#### Records for this task ####

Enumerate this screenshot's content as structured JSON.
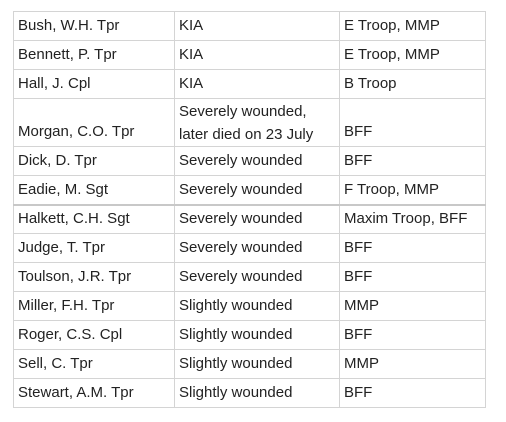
{
  "table": {
    "rows": [
      {
        "name": "Bush, W.H. Tpr",
        "status": "KIA",
        "unit": "E Troop, MMP"
      },
      {
        "name": "Bennett, P. Tpr",
        "status": "KIA",
        "unit": "E Troop, MMP"
      },
      {
        "name": "Hall, J. Cpl",
        "status": "KIA",
        "unit": "B Troop"
      },
      {
        "name": "Morgan, C.O. Tpr",
        "status_line1": "Severely wounded,",
        "status_line2": "later died on 23 July",
        "unit": "BFF"
      },
      {
        "name": "Dick, D. Tpr",
        "status": "Severely wounded",
        "unit": "BFF"
      },
      {
        "name": "Eadie, M. Sgt",
        "status": "Severely wounded",
        "unit": "F Troop, MMP"
      },
      {
        "name": "Halkett, C.H. Sgt",
        "status": "Severely wounded",
        "unit": "Maxim Troop, BFF"
      },
      {
        "name": "Judge, T. Tpr",
        "status": "Severely wounded",
        "unit": "BFF"
      },
      {
        "name": "Toulson, J.R. Tpr",
        "status": "Severely wounded",
        "unit": "BFF"
      },
      {
        "name": "Miller, F.H. Tpr",
        "status": "Slightly wounded",
        "unit": "MMP"
      },
      {
        "name": "Roger, C.S. Cpl",
        "status": "Slightly wounded",
        "unit": "BFF"
      },
      {
        "name": "Sell, C. Tpr",
        "status": "Slightly wounded",
        "unit": "MMP"
      },
      {
        "name": "Stewart, A.M. Tpr",
        "status": "Slightly wounded",
        "unit": "BFF"
      }
    ]
  }
}
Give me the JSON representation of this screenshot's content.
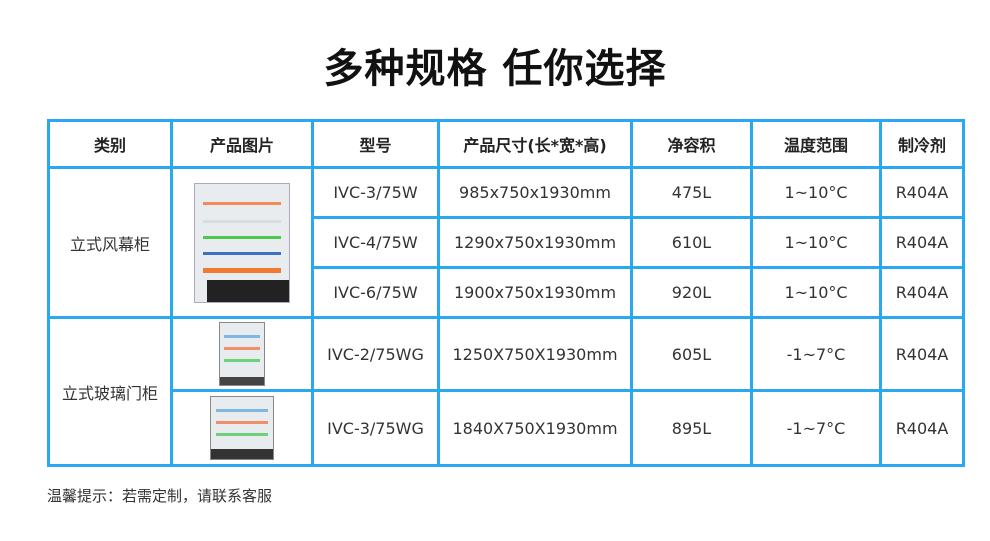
{
  "title": "多种规格 任你选择",
  "headers": [
    "类别",
    "产品图片",
    "型号",
    "产品尺寸(长*宽*高)",
    "净容积",
    "温度范围",
    "制冷剂"
  ],
  "groups": [
    {
      "category": "立式风幕柜",
      "image": "open-air-curtain-cabinet",
      "rows": [
        {
          "model": "IVC-3/75W",
          "size": "985x750x1930mm",
          "volume": "475L",
          "temp": "1~10°C",
          "refrigerant": "R404A"
        },
        {
          "model": "IVC-4/75W",
          "size": "1290x750x1930mm",
          "volume": "610L",
          "temp": "1~10°C",
          "refrigerant": "R404A"
        },
        {
          "model": "IVC-6/75W",
          "size": "1900x750x1930mm",
          "volume": "920L",
          "temp": "1~10°C",
          "refrigerant": "R404A"
        }
      ]
    },
    {
      "category": "立式玻璃门柜",
      "image": "glass-door-cabinet",
      "rows": [
        {
          "model": "IVC-2/75WG",
          "size": "1250X750X1930mm",
          "volume": "605L",
          "temp": "-1~7°C",
          "refrigerant": "R404A"
        },
        {
          "model": "IVC-3/75WG",
          "size": "1840X750X1930mm",
          "volume": "895L",
          "temp": "-1~7°C",
          "refrigerant": "R404A"
        }
      ]
    }
  ],
  "note": "温馨提示：若需定制，请联系客服",
  "colors": {
    "border": "#2aa9f1"
  }
}
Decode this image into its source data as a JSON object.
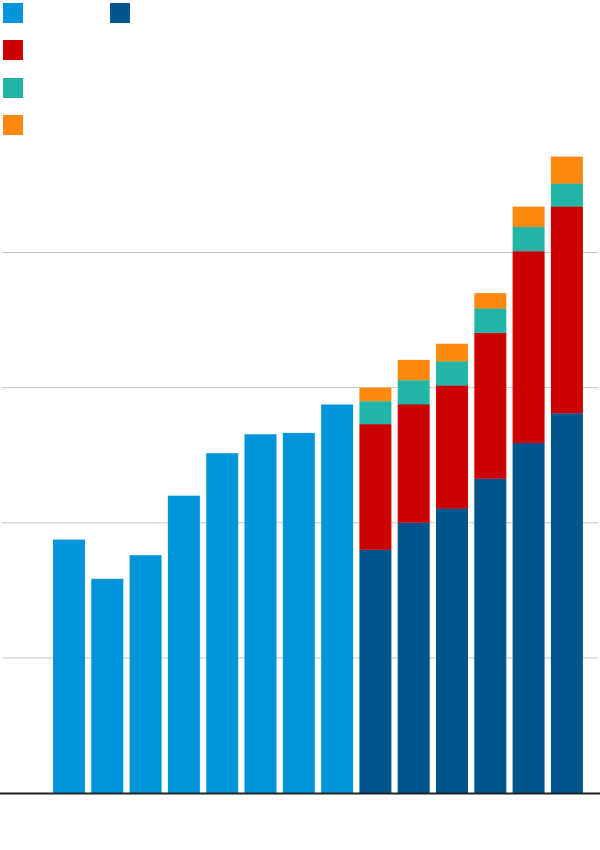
{
  "chart_data": {
    "type": "bar",
    "stacked": true,
    "title": "",
    "xlabel": "",
    "ylabel": "",
    "grid": true,
    "legend": "top-left",
    "ylim": [
      0,
      100
    ],
    "gridlines": [
      20,
      40,
      60,
      80
    ],
    "categories": [
      "",
      "",
      "",
      "",
      "",
      "",
      "",
      "",
      "",
      "",
      "",
      "",
      "",
      ""
    ],
    "series": [
      {
        "color": "#0095DA",
        "values": [
          37.5,
          31.7,
          35.2,
          44.0,
          50.3,
          53.1,
          53.3,
          57.5,
          0,
          0,
          0,
          0,
          0,
          0
        ]
      },
      {
        "color": "#00568C",
        "values": [
          0,
          0,
          0,
          0,
          0,
          0,
          0,
          0,
          36.0,
          40.0,
          42.1,
          46.5,
          51.8,
          56.2
        ]
      },
      {
        "color": "#CC0000",
        "values": [
          0,
          0,
          0,
          0,
          0,
          0,
          0,
          0,
          18.6,
          17.5,
          18.2,
          21.6,
          28.4,
          30.6
        ]
      },
      {
        "color": "#22B5A5",
        "values": [
          0,
          0,
          0,
          0,
          0,
          0,
          0,
          0,
          3.4,
          3.6,
          3.6,
          3.6,
          3.6,
          3.4
        ]
      },
      {
        "color": "#FF8811",
        "values": [
          0,
          0,
          0,
          0,
          0,
          0,
          0,
          0,
          2.0,
          3.0,
          2.6,
          2.3,
          3.0,
          4.0
        ]
      }
    ]
  }
}
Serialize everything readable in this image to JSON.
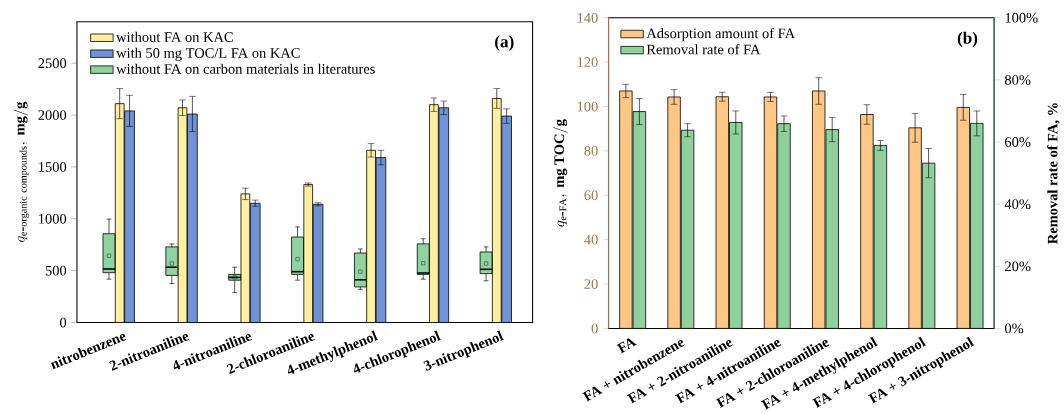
{
  "chart_data": [
    {
      "type": "bar",
      "ylabel": "q_{\\mathrm{e\\mbox{-}organic\\ compounds}},\\ \\mathbf{mg/g}",
      "categories": [
        "nitrobenzene",
        "2-nitroaniline",
        "4-nitroaniline",
        "2-chloroaniline",
        "4-methylphenol",
        "4-chlorophenol",
        "3-nitrophenol"
      ],
      "series": [
        {
          "name": "without FA on KAC",
          "color": "#fff0a0",
          "values": [
            2110,
            2070,
            1240,
            1330,
            1660,
            2100,
            2160
          ],
          "errors": [
            145,
            75,
            55,
            15,
            65,
            65,
            95
          ]
        },
        {
          "name": "with 50 mg TOC/L FA on KAC",
          "color": "#6f93d6",
          "values": [
            2040,
            2010,
            1150,
            1140,
            1590,
            2070,
            1990
          ],
          "errors": [
            150,
            170,
            30,
            15,
            70,
            65,
            70
          ]
        },
        {
          "name": "without FA on carbon materials in literatures",
          "type": "box",
          "color": "#8fd3a0",
          "boxes": [
            {
              "low": 418,
              "q1": 480,
              "median": 516,
              "q3": 856,
              "high": 997,
              "mean": 644
            },
            {
              "low": 376,
              "q1": 454,
              "median": 533,
              "q3": 729,
              "high": 758,
              "mean": 569
            },
            {
              "low": 288,
              "q1": 408,
              "median": 435,
              "q3": 464,
              "high": 533,
              "mean": 435
            },
            {
              "low": 408,
              "q1": 464,
              "median": 490,
              "q3": 824,
              "high": 922,
              "mean": 611
            },
            {
              "low": 320,
              "q1": 343,
              "median": 412,
              "q3": 670,
              "high": 709,
              "mean": 490
            },
            {
              "low": 418,
              "q1": 464,
              "median": 477,
              "q3": 758,
              "high": 807,
              "mean": 572
            },
            {
              "low": 402,
              "q1": 471,
              "median": 513,
              "q3": 680,
              "high": 729,
              "mean": 569
            }
          ]
        }
      ],
      "ylim": [
        0,
        2900
      ],
      "yticks": [
        0,
        500,
        1000,
        1500,
        2000,
        2500
      ],
      "legend": "top left",
      "annotations": [
        "(a)"
      ]
    },
    {
      "type": "bar",
      "ylabel": "q_{\\mathrm{e\\mbox{-}FA}},\\ \\mathbf{mg\\ TOC/g}",
      "y2label": "Removal rate of FA, %",
      "categories": [
        "FA",
        "FA + nitrobenzene",
        "FA + 2-nitroaniline",
        "FA + 4-nitroaniline",
        "FA + 2-chloroaniline",
        "FA + 4-methylphenol",
        "FA + 4-chlorophenol",
        "FA + 3-nitrophenol"
      ],
      "series": [
        {
          "name": "Adsorption amount of FA",
          "color": "#ffc785",
          "values": [
            107,
            104.3,
            104.4,
            104.3,
            107,
            96.4,
            90.4,
            99.6
          ],
          "errors": [
            3,
            3.3,
            2,
            2,
            6,
            4.4,
            6.5,
            5.8
          ]
        },
        {
          "name": "Removal rate of FA",
          "color": "#8fd19e",
          "axis": "y2",
          "values": [
            69.8,
            63.8,
            66.3,
            65.9,
            64.0,
            58.9,
            53.2,
            66.0
          ],
          "errors": [
            4.2,
            2.1,
            3.7,
            2.5,
            3.9,
            1.6,
            4.7,
            4.0
          ]
        }
      ],
      "ylim": [
        0,
        140
      ],
      "yticks": [
        0,
        20,
        40,
        60,
        80,
        100,
        120,
        140
      ],
      "y2lim": [
        0,
        100
      ],
      "y2ticks": [
        {
          "value": 0,
          "label": "0%"
        },
        {
          "value": 20,
          "label": "20%"
        },
        {
          "value": 40,
          "label": "40%"
        },
        {
          "value": 60,
          "label": "60%"
        },
        {
          "value": 80,
          "label": "80%"
        },
        {
          "value": 100,
          "label": "100%"
        }
      ],
      "legend": "top left",
      "annotations": [
        "(b)"
      ]
    }
  ]
}
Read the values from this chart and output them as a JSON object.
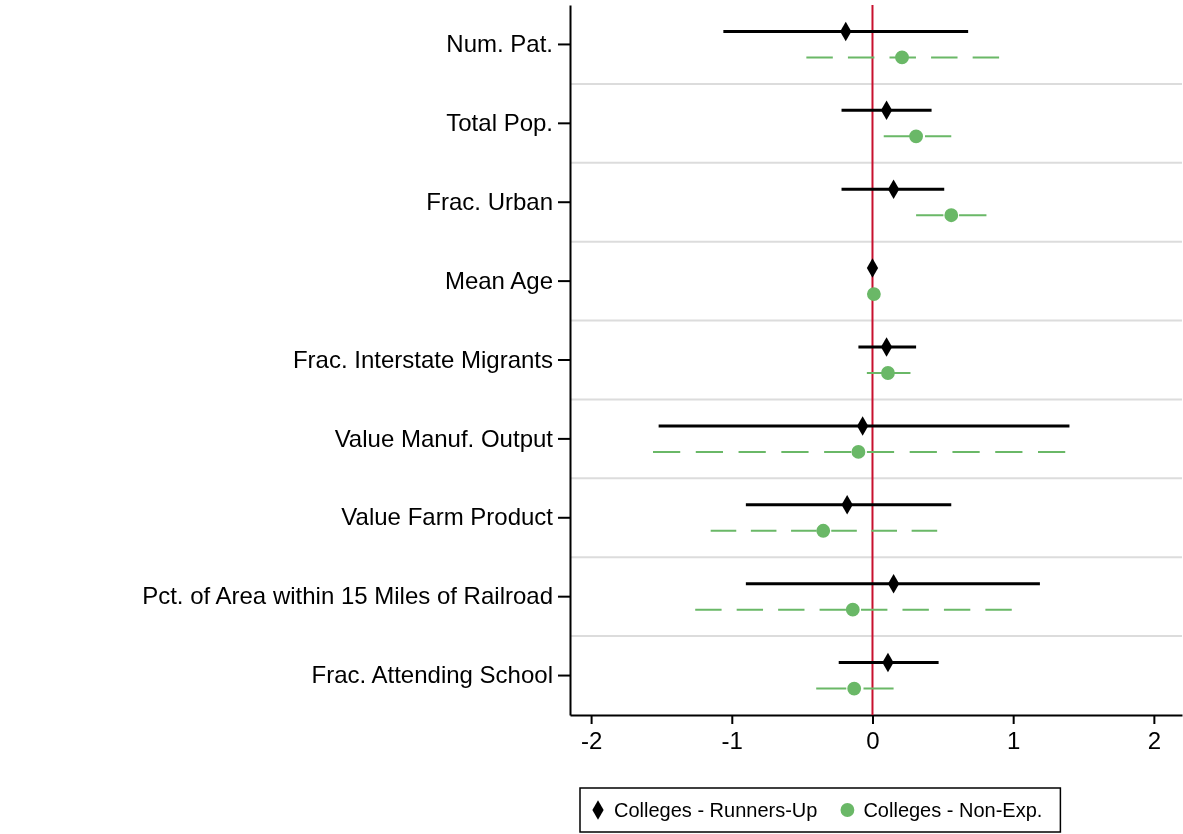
{
  "chart_data": {
    "type": "scatter",
    "orientation": "horizontal",
    "categories": [
      "Num. Pat.",
      "Total Pop.",
      "Frac. Urban",
      "Mean Age",
      "Frac. Interstate Migrants",
      "Value Manuf. Output",
      "Value Farm Product",
      "Pct. of Area within 15 Miles of Railroad",
      "Frac. Attending School"
    ],
    "series": [
      {
        "name": "Colleges - Runners-Up",
        "color": "#000000",
        "marker": "diamond",
        "line_style": "solid",
        "values": [
          -0.19,
          0.1,
          0.15,
          0,
          0.1,
          -0.07,
          -0.18,
          0.15,
          0.11
        ],
        "errors": [
          [
            -1.06,
            0.68
          ],
          [
            -0.22,
            0.42
          ],
          [
            -0.22,
            0.51
          ],
          null,
          [
            -0.1,
            0.31
          ],
          [
            -1.52,
            1.4
          ],
          [
            -0.9,
            0.56
          ],
          [
            -0.9,
            1.19
          ],
          [
            -0.24,
            0.47
          ]
        ]
      },
      {
        "name": "Colleges - Non-Exp.",
        "color": "#6ab867",
        "marker": "circle",
        "line_style": "dashed",
        "values": [
          0.21,
          0.31,
          0.56,
          0.01,
          0.11,
          -0.1,
          -0.35,
          -0.14,
          -0.13
        ],
        "errors": [
          [
            -0.47,
            0.9
          ],
          [
            0.08,
            0.56
          ],
          [
            0.31,
            0.81
          ],
          null,
          [
            -0.04,
            0.27
          ],
          [
            -1.56,
            1.37
          ],
          [
            -1.15,
            0.46
          ],
          [
            -1.26,
            0.99
          ],
          [
            -0.4,
            0.15
          ]
        ]
      }
    ],
    "xlim": [
      -2.15,
      2.2
    ],
    "xticks": [
      -2,
      -1,
      0,
      1,
      2
    ],
    "ref_lines": [
      {
        "axis": "x",
        "value": 0,
        "color": "#c8102e"
      }
    ],
    "grid": "y",
    "legend": "bottom"
  }
}
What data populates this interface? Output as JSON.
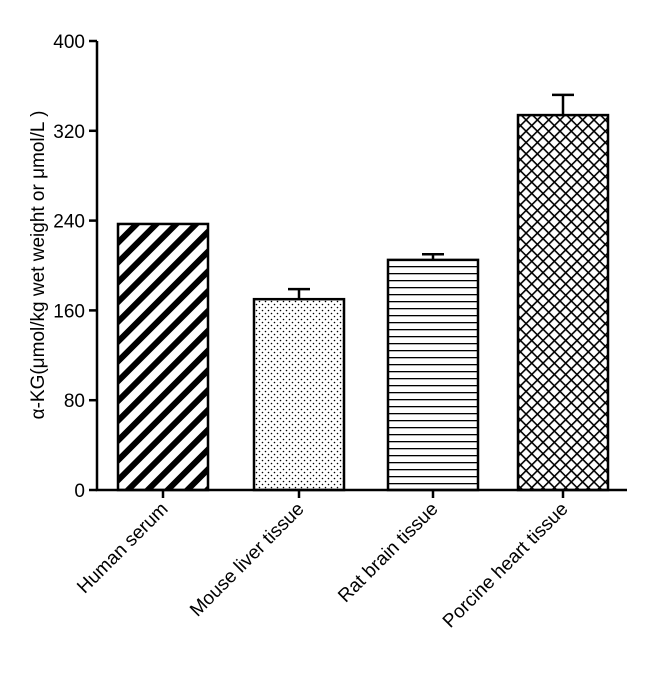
{
  "chart_data": {
    "type": "bar",
    "title": "",
    "xlabel": "",
    "ylabel": "α-KG(μmol/kg wet weight or μmol/L )",
    "ylim": [
      0,
      400
    ],
    "yticks": [
      "0",
      "80",
      "160",
      "240",
      "320",
      "400"
    ],
    "grid": false,
    "categories": [
      "Human serum",
      "Mouse liver tissue",
      "Rat brain tissue",
      "Porcine heart tissue"
    ],
    "values": [
      237,
      170,
      205,
      334
    ],
    "errors": [
      0,
      9,
      5,
      18
    ],
    "patterns": [
      "diagonal-stripes",
      "dots",
      "horizontal-lines",
      "crosshatch"
    ]
  }
}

####

-- What the task asks --
Reply with nothing but the number of lines that contain the word "Troop".

-- Worked solution --
5